[BEGIN Text]

ROANOKE TIMES

                         Roanoke Times
                 Copyright (c) 1995, Landmark Communications, Inc.

DATE: SUNDAY, April 24, 1994                   TAG: 9404220162
SECTION: BUSINESS                    PAGE: F-1   EDITION: METRO 
SOURCE: By JIM SHEELER KNIGHT-RIDDER NEWSPAPERS
DATELINE: BOULDER, COLO.                                LENGTH: Long


BUSINESSES JUST STARTING TO DISCOVER INTERNET'S VALUE

Somewhere in upstate New York, a man has a question about his Macintosh communication system and sends out a worldwide electronic message asking for an answer.

Thousands of miles away, on a snowy day in Boulder, Dan Angst, regional sales manager at Compatible Systems Corp., happens to be browsing around the Internet and sees the cry for help on his computer screen.

``We can easily help this guy out,'' Angst says, clacking away at the keyboard. It turns out the New Yorker needed assistance with a product manufactured by the Boulder-based computer networking company.

With a click of his mouse, Angst sends the message off to Compatible Systems' technical support department. Within hours, technicians will respond to the question, type up a detailed answer and send it back to the man in New York.

``Right now, that guy doesn't even know he's getting technical support,'' said Tom Ferrell, Compatible Systems' technical marketing manager. ``How much better can customer service be? He's being helped, and he doesn't even know it.''

The cost of Compatible Systems' cross-country response: relatively little - technical support is provided free of charge. The probable return: a new respect and gratitude from the customer.

[END Text]
[BEGIN Dataset rows]

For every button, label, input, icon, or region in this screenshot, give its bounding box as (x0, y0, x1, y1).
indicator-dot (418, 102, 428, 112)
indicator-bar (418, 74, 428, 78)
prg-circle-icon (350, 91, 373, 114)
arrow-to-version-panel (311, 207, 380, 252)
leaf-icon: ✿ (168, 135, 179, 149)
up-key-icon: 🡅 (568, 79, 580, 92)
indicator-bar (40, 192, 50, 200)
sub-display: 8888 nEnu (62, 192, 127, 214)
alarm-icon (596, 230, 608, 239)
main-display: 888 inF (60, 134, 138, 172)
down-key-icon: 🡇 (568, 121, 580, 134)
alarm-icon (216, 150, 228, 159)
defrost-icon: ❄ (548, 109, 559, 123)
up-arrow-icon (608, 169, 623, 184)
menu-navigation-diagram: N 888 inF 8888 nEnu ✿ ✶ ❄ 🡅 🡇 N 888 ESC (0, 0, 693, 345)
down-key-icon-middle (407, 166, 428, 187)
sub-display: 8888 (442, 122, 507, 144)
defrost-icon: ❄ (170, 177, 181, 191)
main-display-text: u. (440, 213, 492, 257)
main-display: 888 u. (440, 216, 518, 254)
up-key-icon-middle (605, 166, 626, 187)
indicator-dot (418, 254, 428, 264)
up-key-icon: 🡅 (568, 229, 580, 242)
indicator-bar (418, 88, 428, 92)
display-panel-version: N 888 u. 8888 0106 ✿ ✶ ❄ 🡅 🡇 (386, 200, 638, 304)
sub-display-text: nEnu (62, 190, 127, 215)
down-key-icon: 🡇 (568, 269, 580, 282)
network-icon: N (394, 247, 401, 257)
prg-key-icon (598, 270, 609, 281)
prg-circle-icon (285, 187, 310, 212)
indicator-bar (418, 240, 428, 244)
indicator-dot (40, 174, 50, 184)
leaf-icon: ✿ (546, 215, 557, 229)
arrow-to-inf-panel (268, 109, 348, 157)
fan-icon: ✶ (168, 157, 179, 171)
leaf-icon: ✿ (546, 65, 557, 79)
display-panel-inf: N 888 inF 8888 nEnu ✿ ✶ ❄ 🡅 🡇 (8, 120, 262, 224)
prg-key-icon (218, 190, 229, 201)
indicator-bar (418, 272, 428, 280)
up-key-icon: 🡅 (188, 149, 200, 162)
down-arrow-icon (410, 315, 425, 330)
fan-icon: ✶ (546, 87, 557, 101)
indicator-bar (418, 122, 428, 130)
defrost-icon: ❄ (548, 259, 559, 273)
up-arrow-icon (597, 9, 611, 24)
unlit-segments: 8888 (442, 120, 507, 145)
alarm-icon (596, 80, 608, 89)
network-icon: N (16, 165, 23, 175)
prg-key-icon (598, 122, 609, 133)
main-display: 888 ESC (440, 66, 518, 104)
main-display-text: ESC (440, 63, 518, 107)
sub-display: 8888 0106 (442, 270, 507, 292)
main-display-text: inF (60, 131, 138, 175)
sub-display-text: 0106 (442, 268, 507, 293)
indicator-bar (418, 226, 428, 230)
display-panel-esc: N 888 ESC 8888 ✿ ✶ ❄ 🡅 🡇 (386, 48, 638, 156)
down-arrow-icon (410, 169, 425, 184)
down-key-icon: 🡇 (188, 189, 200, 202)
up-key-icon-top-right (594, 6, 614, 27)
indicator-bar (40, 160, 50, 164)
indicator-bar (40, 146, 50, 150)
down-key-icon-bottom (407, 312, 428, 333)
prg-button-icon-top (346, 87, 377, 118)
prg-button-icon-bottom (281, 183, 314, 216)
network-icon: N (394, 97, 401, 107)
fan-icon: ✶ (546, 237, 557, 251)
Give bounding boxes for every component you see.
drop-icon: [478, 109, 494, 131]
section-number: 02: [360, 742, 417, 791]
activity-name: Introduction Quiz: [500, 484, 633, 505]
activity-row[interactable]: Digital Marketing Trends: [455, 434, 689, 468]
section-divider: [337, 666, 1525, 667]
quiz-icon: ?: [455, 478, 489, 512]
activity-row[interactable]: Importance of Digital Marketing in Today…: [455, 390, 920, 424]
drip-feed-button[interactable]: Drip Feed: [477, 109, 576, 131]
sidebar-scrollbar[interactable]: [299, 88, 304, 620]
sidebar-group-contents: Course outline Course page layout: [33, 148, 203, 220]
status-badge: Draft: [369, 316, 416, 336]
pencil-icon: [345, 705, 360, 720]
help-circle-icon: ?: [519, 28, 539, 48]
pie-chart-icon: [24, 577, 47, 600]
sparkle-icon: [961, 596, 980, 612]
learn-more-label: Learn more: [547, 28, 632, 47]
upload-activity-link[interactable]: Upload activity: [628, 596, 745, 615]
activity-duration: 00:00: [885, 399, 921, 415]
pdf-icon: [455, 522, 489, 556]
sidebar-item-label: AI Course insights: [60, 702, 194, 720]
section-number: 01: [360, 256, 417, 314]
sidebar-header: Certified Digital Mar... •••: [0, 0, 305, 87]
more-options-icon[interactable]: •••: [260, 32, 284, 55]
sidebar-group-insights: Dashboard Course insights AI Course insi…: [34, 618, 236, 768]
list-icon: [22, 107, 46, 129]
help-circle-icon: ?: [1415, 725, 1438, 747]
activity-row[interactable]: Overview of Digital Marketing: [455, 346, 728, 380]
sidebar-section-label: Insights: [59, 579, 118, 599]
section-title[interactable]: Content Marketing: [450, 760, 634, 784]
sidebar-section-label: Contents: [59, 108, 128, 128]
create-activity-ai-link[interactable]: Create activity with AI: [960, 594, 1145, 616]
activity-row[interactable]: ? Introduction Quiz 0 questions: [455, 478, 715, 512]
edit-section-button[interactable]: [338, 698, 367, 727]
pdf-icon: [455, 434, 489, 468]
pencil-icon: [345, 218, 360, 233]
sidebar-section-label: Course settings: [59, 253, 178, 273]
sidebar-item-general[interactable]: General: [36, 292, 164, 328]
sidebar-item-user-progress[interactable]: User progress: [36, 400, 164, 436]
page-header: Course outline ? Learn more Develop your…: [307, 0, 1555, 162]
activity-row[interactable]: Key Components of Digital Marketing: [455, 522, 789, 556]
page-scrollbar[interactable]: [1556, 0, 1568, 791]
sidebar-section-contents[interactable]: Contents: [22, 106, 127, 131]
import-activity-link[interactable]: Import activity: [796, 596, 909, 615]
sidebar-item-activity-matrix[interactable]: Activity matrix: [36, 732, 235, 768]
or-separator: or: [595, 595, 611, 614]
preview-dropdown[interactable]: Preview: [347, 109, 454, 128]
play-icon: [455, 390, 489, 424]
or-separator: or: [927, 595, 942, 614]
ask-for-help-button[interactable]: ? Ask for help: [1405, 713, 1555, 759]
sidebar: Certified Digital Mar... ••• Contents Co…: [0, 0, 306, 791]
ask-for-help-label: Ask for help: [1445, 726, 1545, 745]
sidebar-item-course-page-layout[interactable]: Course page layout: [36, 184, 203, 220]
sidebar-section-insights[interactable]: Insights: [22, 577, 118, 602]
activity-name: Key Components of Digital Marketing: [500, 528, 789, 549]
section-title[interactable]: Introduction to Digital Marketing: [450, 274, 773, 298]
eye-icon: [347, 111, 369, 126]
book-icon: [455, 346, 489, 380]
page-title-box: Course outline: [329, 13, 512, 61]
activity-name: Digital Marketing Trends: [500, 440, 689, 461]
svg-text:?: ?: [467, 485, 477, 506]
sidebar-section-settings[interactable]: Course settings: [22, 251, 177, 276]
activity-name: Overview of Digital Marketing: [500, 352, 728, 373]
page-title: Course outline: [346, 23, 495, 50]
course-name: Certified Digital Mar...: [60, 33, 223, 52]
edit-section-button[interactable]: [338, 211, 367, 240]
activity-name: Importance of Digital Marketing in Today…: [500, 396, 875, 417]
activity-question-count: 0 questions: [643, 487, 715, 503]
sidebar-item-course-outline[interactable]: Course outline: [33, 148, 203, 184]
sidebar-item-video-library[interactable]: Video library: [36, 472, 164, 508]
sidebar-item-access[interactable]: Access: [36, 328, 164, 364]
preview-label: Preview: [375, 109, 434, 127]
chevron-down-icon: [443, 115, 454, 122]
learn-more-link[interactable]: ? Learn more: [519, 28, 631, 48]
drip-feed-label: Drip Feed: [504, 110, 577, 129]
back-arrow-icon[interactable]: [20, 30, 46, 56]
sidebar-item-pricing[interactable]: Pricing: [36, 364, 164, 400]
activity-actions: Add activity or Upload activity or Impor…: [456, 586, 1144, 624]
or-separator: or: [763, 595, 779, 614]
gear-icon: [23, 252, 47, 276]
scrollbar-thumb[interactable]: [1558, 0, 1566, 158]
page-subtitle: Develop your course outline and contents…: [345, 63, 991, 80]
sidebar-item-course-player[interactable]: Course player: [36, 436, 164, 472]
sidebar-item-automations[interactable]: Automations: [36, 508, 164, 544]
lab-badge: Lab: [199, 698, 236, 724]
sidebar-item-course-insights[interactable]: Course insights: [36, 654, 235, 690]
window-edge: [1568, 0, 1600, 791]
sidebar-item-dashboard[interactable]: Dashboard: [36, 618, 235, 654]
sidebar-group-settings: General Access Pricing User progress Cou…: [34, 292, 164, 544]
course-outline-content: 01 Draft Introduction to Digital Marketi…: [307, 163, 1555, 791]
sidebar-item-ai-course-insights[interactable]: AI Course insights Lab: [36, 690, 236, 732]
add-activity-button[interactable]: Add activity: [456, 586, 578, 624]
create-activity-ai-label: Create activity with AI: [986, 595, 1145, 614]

[END Dataset rows]

_Stated problem 1:_ The header block of the Internet article contains several labeled fields. List each field label together with the value it is given.
_Stated problem 2:_ Retype the passage of the Internet article that lies between "Somewhere in upstate" and "his computer screen.", inclusive.
Use only the Internet article to complete the work that comes next; the records are not needed.

_Right answer 1:_
- DATE: SUNDAY, April 24, 1994
- TAG: 9404220162
- SECTION: BUSINESS
- PAGE: F-1
- EDITION: METRO
- SOURCE: By JIM SHEELER KNIGHT-RIDDER NEWSPAPERS
- DATELINE: BOULDER, COLO.
- LENGTH: Long

_Right answer 2:_
Somewhere in upstate New York, a man has a question about his Macintosh communication system and sends out a worldwide electronic message asking for an answer.

Thousands of miles away, on a snowy day in Boulder, Dan Angst, regional sales manager at Compatible Systems Corp., happens to be browsing around the Internet and sees the cry for help on his computer screen.